Collection entries:
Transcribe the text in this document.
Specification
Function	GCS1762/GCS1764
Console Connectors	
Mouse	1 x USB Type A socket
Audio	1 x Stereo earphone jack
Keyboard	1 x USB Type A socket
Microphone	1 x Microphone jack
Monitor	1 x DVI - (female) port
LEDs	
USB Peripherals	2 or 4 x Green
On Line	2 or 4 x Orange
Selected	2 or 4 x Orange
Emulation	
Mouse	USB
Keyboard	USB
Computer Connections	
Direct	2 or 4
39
---
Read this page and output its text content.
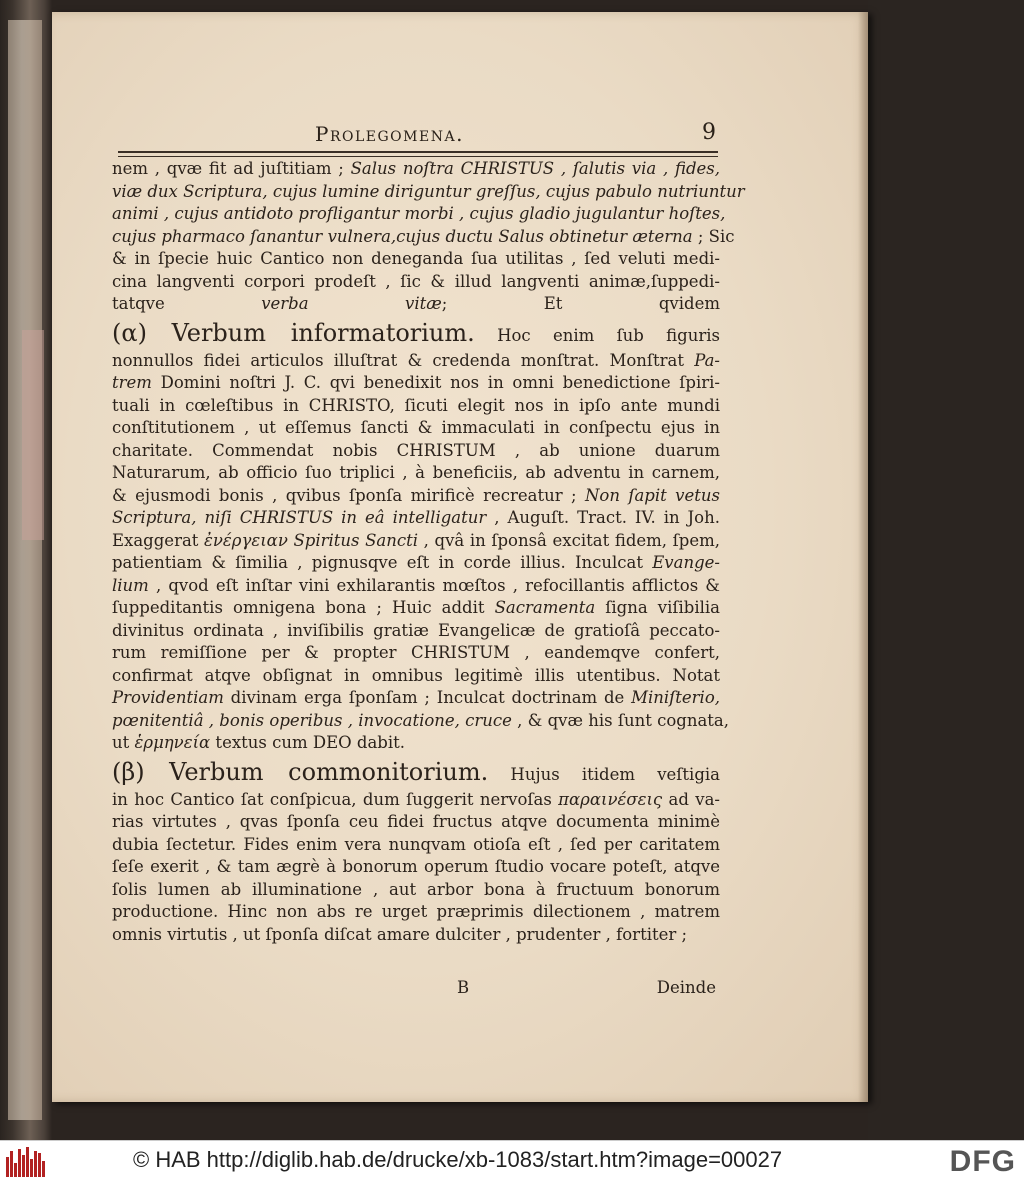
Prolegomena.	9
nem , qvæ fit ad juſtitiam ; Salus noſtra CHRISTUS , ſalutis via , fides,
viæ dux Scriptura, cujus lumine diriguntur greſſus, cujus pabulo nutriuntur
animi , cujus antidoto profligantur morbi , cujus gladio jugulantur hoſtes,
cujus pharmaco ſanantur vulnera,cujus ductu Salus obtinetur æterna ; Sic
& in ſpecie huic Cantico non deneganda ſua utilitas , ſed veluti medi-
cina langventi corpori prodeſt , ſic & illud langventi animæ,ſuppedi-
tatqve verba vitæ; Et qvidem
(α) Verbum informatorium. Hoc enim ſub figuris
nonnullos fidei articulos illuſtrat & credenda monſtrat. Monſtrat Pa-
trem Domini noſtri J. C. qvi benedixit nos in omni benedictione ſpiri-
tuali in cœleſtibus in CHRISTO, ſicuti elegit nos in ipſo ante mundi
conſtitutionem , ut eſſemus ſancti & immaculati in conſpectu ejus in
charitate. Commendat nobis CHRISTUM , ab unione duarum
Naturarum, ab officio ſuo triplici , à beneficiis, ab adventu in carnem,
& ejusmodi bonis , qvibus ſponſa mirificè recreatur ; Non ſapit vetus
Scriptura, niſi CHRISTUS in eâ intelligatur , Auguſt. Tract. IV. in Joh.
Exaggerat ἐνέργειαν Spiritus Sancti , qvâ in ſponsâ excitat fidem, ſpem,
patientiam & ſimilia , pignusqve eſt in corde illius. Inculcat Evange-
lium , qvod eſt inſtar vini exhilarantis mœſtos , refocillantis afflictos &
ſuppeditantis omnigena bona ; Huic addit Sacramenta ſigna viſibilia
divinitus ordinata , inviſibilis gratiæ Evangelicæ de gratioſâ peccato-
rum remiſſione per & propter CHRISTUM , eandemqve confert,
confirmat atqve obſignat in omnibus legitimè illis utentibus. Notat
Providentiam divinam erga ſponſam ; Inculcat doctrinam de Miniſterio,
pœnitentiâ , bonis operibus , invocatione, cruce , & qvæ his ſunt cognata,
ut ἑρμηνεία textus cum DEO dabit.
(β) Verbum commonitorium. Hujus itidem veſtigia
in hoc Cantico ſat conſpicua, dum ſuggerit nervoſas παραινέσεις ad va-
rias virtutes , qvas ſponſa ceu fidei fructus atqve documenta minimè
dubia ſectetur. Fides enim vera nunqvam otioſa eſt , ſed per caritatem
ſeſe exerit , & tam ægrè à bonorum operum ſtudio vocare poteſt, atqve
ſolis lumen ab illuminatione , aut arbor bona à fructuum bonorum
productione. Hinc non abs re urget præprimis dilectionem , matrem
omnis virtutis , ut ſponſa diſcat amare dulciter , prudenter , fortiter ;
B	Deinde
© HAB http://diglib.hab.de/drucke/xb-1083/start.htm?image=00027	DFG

**Exercise directions:**
Work out the count of lines containing the word "Type", then write only that count.

**Right answer:**
2